§ **TASK TO COMPLETE**
Collect every line below that contains the word "performance".

§ **INPUT RECORDS**

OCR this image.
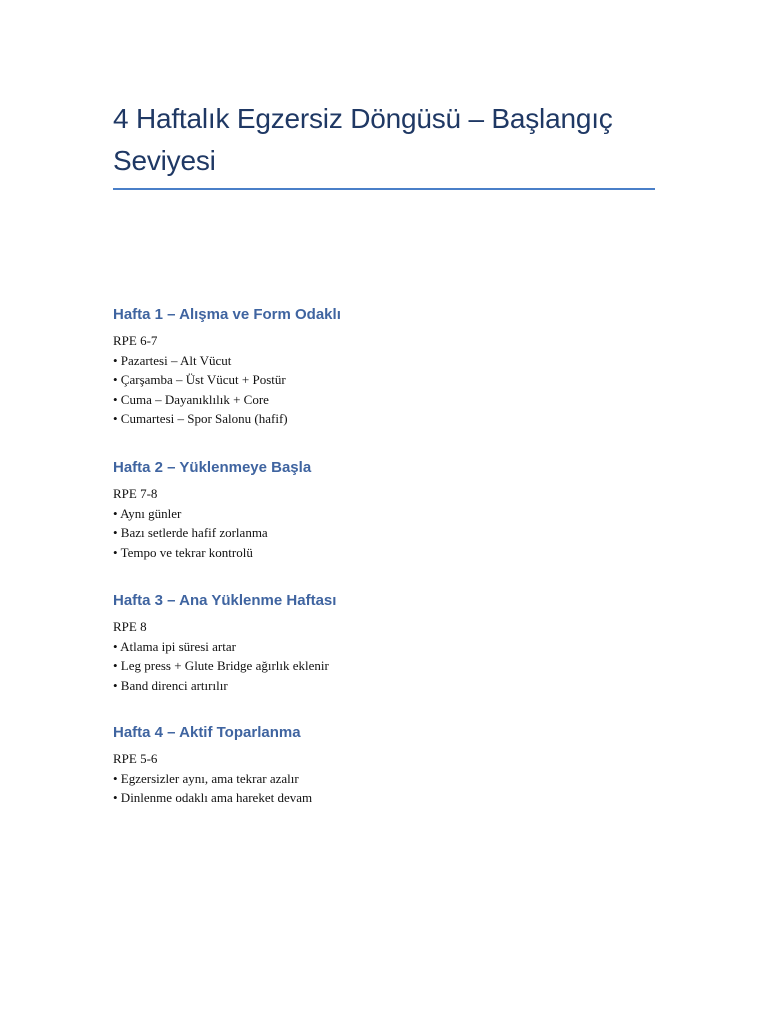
4 Haftalık Egzersiz Döngüsü – Başlangıç Seviyesi
Hafta 1 – Alışma ve Form Odaklı

RPE 6-7

• Pazartesi – Alt Vücut

• Çarşamba – Üst Vücut + Postür

• Cuma – Dayanıklılık + Core

• Cumartesi – Spor Salonu (hafif)

Hafta 2 – Yüklenmeye Başla

RPE 7-8

• Aynı günler

• Bazı setlerde hafif zorlanma

• Tempo ve tekrar kontrolü

Hafta 3 – Ana Yüklenme Haftası

RPE 8

• Atlama ipi süresi artar

• Leg press + Glute Bridge ağırlık eklenir

• Band direnci artırılır

Hafta 4 – Aktif Toparlanma

RPE 5-6

• Egzersizler aynı, ama tekrar azalır

• Dinlenme odaklı ama hareket devam
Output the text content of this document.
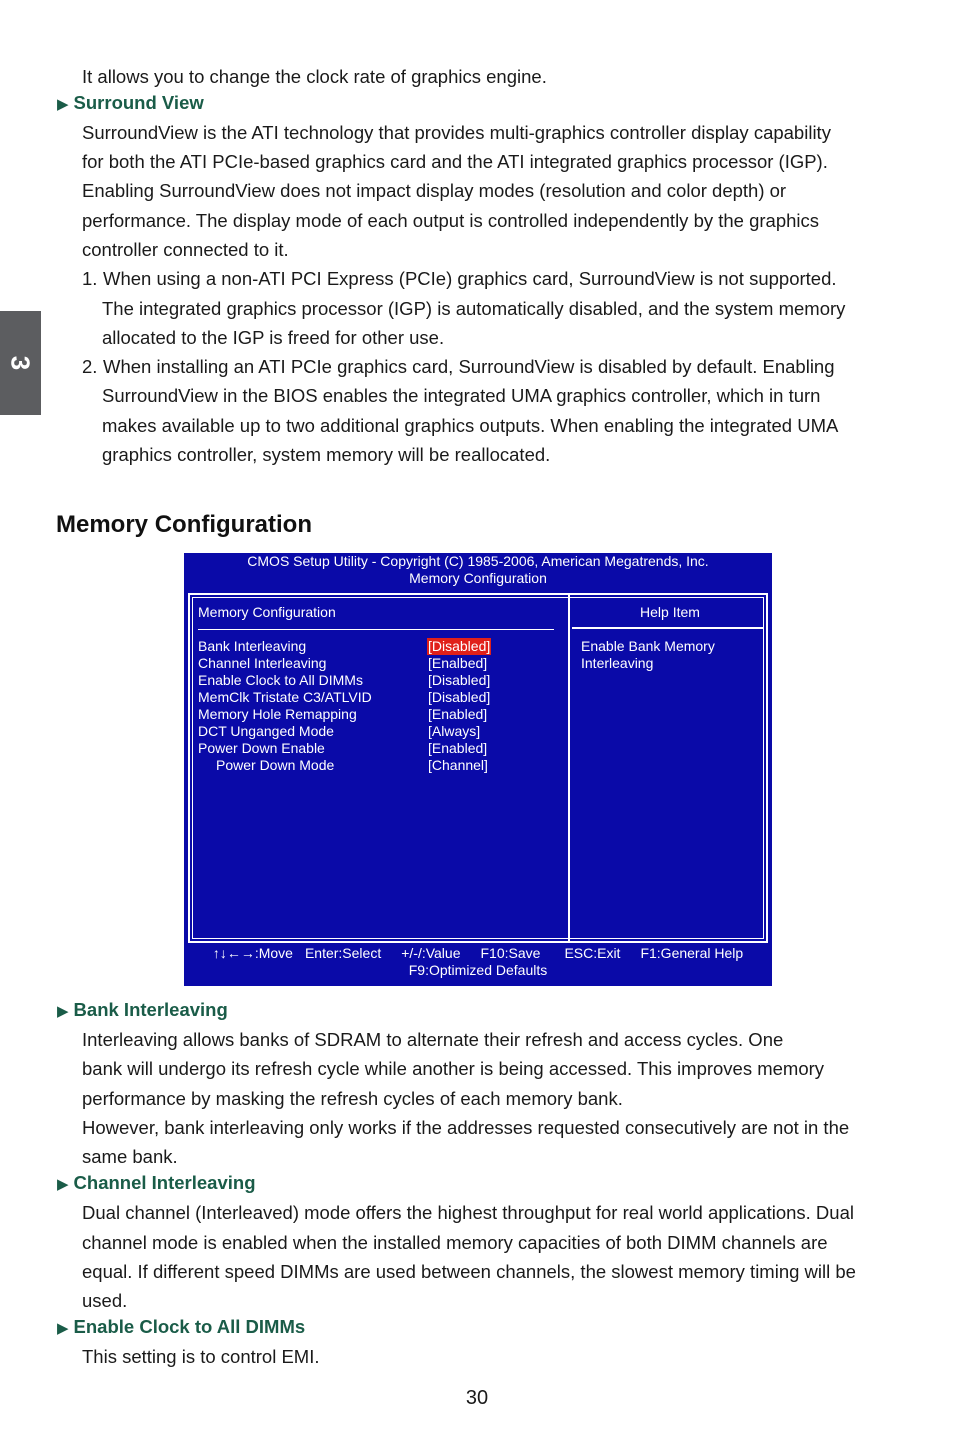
3

It allows you to change the clock rate of graphics engine.

▶ Surround View

SurroundView is the ATI technology that provides multi-graphics controller display capability

for both the ATI PCIe-based graphics card and the ATI integrated graphics processor (IGP).

Enabling SurroundView does not impact display modes (resolution and color depth) or

performance. The display mode of each output is controlled independently by the graphics

controller connected to it.

1. When using a non-ATI PCI Express (PCIe) graphics card, SurroundView is not supported.

The integrated graphics processor (IGP) is automatically disabled, and the system memory

allocated to the IGP is freed for other use.

2. When installing an ATI PCIe graphics card, SurroundView is disabled by default. Enabling

SurroundView in the BIOS enables the integrated UMA graphics controller, which in turn

makes available up to two additional graphics outputs. When enabling the integrated UMA

graphics controller, system memory will be reallocated.

Memory Configuration
CMOS Setup Utility - Copyright (C) 1985-2006, American Megatrends, Inc.
Memory Configuration
Memory Configuration	Help Item
Bank Interleaving	[Disabled]
Channel Interleaving	[Enalbed]
Enable Clock to All DIMMs	[Disabled]
MemClk Tristate C3/ATLVID	[Disabled]
Memory Hole Remapping	[Enabled]
DCT Unganged Mode	[Always]
Power Down Enable	[Enabled]
Power Down Mode	[Channel]
Enable Bank Memory
Interleaving
↑↓←→:Move Enter:Select +/-/:Value F10:Save ESC:Exit F1:General Help
F9:Optimized Defaults

▶ Bank Interleaving

Interleaving allows banks of SDRAM to alternate their refresh and access cycles. One

bank will undergo its refresh cycle while another is being accessed. This improves memory

performance by masking the refresh cycles of each memory bank.

However, bank interleaving only works if the addresses requested consecutively are not in the

same bank.

▶ Channel Interleaving

Dual channel (Interleaved) mode offers the highest throughput for real world applications. Dual

channel mode is enabled when the installed memory capacities of both DIMM channels are

equal. If different speed DIMMs are used between channels, the slowest memory timing will be

used.

▶ Enable Clock to All DIMMs

This setting is to control EMI.

30
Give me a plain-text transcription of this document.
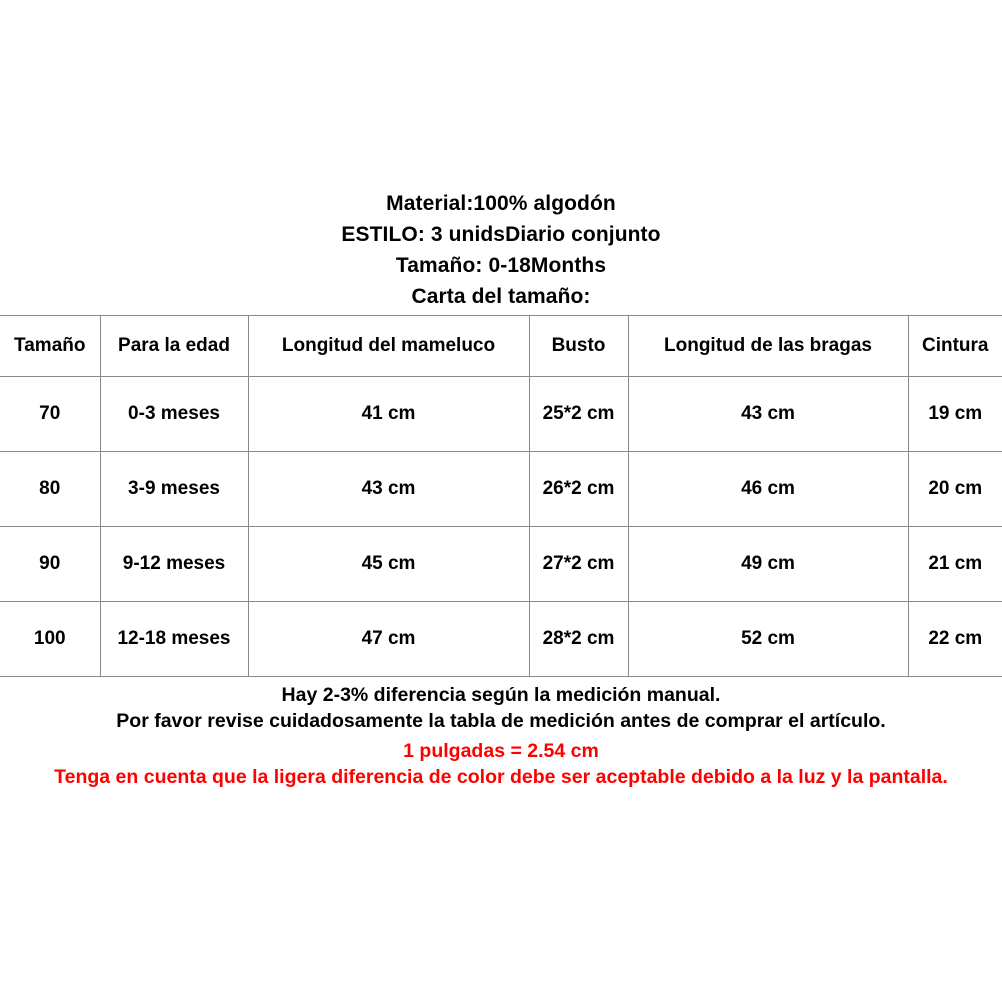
Material:100% algodón
ESTILO: 3 unidsDiario conjunto
Tamaño: 0-18Months
Carta del tamaño:
Tamaño	Para la edad	Longitud del mameluco	Busto	Longitud de las bragas	Cintura
70	0-3 meses	41 cm	25*2 cm	43 cm	19 cm
80	3-9 meses	43 cm	26*2 cm	46 cm	20 cm
90	9-12 meses	45 cm	27*2 cm	49 cm	21 cm
100	12-18 meses	47 cm	28*2 cm	52 cm	22 cm
Hay 2-3% diferencia según la medición manual.
Por favor revise cuidadosamente la tabla de medición antes de comprar el artículo.
1 pulgadas = 2.54 cm
Tenga en cuenta que la ligera diferencia de color debe ser aceptable debido a la luz y la pantalla.
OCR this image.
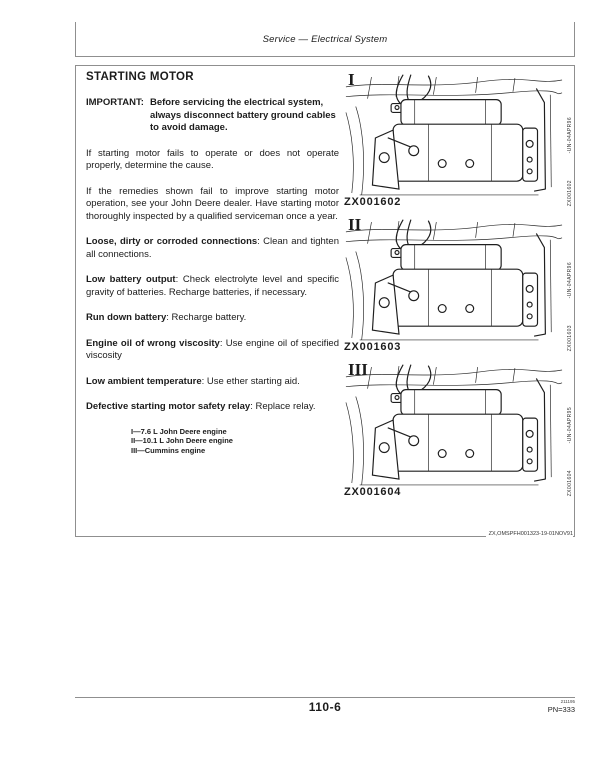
Service — Electrical System
STARTING MOTOR
IMPORTANT: Before servicing the electrical system, always disconnect battery ground cables to avoid damage.

If starting motor fails to operate or does not operate properly, determine the cause.

If the remedies shown fail to improve starting motor operation, see your John Deere dealer. Have starting motor thoroughly inspected by a qualified serviceman once a year.

Loose, dirty or corroded connections: Clean and tighten all connections.

Low battery output: Check electrolyte level and specific gravity of batteries. Recharge batteries, if necessary.

Run down battery: Recharge battery.

Engine oil of wrong viscosity: Use engine oil of specified viscosity

Low ambient temperature: Use ether starting aid.

Defective starting motor safety relay: Replace relay.

I—7.6 L John Deere engine
II—10.1 L John Deere engine
III—Cummins engine
I
ZX001602
-UN-04APR96
ZX001602
II
ZX001603
-UN-04APR96
ZX001603
III
ZX001604
-UN-04APR95
ZX001604
ZX,OMSPFH001323-19-01NOV91
110-6	211195
PN=333
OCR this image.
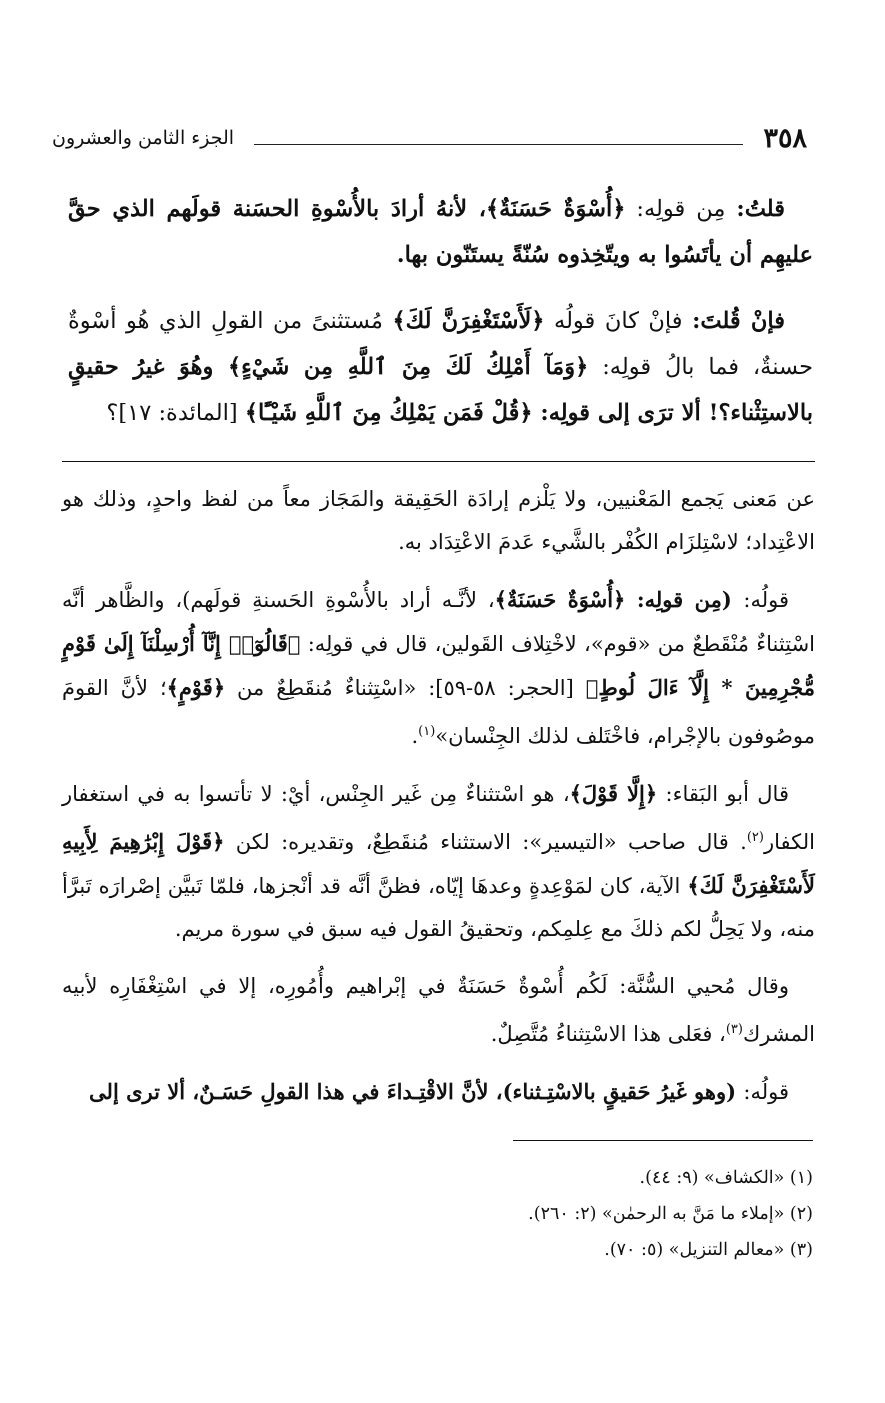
٣٥٨
الجزء الثامن والعشرون

قلتُ: مِن قولِه: ﴿أُسْوَةٌ حَسَنَةٌ﴾، لأنهُ أرادَ بالأُسْوةِ الحسَنة قولَهم الذي حقَّ عليهِم أن يأتَسُوا به ويتّخِذوه سُنّةً يستَنّون بها.

فإنْ قُلتَ: فإنْ كانَ قولُه ﴿لَأَسْتَغْفِرَنَّ لَكَ﴾ مُستثنىً من القولِ الذي هُو أسْوةٌ حسنةٌ، فما بالُ قولِه: ﴿وَمَآ أَمْلِكُ لَكَ مِنَ ٱللَّهِ مِن شَيْءٍ﴾ وهُوَ غيرُ حقيقٍ بالاستِثْناء؟! ألا ترَى إلى قولِه: ﴿قُلْ فَمَن يَمْلِكُ مِنَ ٱللَّهِ شَيْـًٔا﴾ [المائدة: ١٧]؟

عن مَعنى يَجمع المَعْنيين، ولا يَلْزم إرادَة الحَقِيقة والمَجَاز معاً من لفظ واحدٍ، وذلك هو الاعْتِداد؛ لاسْتِلزَام الكُفْر بالشَّيء عَدمَ الاعْتِدَاد به.

قولُه: (مِن قولِه: ﴿أُسْوَةٌ حَسَنَةٌ﴾، لأنَّـه أراد بالأُسْوةِ الحَسنةِ قولَهم)، والظَّاهر أنَّه اسْتِثناءٌ مُنْقَطعٌ من «قوم»، لاخْتِلاف القَولين، قال في قولِه: ﴿قَالُوٓا۟ إِنَّآ أُرْسِلْنَآ إِلَىٰ قَوْمٍ مُّجْرِمِينَ * إِلَّآ ءَالَ لُوطٍ﴾ [الحجر: ٥٨-٥٩]: «اسْتِثناءٌ مُنقَطِعٌ من ﴿قَوْمٍ﴾؛ لأنَّ القومَ موصُوفون بالإجْرام، فاخْتَلف لذلك الجِنْسان»$^{(١)}$.

قال أبو البَقاء: ﴿إِلَّا قَوْلَ﴾، هو اسْتثناءٌ مِن غَير الجِنْس، أيْ: لا تأتسوا به في استغفار الكفار$^{(٢)}$. قال صاحب «التيسير»: الاستثناء مُنقَطِعٌ، وتقديره: لكن ﴿قَوْلَ إِبْرَٰهِيمَ لِأَبِيهِ لَأَسْتَغْفِرَنَّ لَكَ﴾ الآية، كان لمَوْعِدةٍ وعدهَا إيّاه، فظنَّ أنَّه قد أنْجزها، فلمّا تَبيَّن إصْرارَه تَبرَّأ منه، ولا يَحِلُّ لكم ذلكَ مع عِلمِكم، وتحقيقُ القول فيه سبق في سورة مريم.

وقال مُحيي السُّنَّة: لَكُم أُسْوةٌ حَسَنَةٌ في إبْراهيم وأُمُورِه، إلا في اسْتِغْفَارِه لأبيه المشرك$^{(٣)}$، فعَلى هذا الاسْتِثناءُ مُتَّصِلٌ.

قولُه: (وهو غَيرُ حَقيقٍ بالاسْتِـثناء)، لأنَّ الاقْتِـداءَ في هذا القولِ حَسَـنٌ، ألا ترى إلى

(١) «الكشاف» (٩: ٤٤).

(٢) «إملاء ما مَنَّ به الرحمٰن» (٢: ٢٦٠).

(٣) «معالم التنزيل» (٥: ٧٠).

§ **THE SOLUTION**
performance. The display mode of each output is controlled independently by the graphics
performance by masking the refresh cycles of each memory bank.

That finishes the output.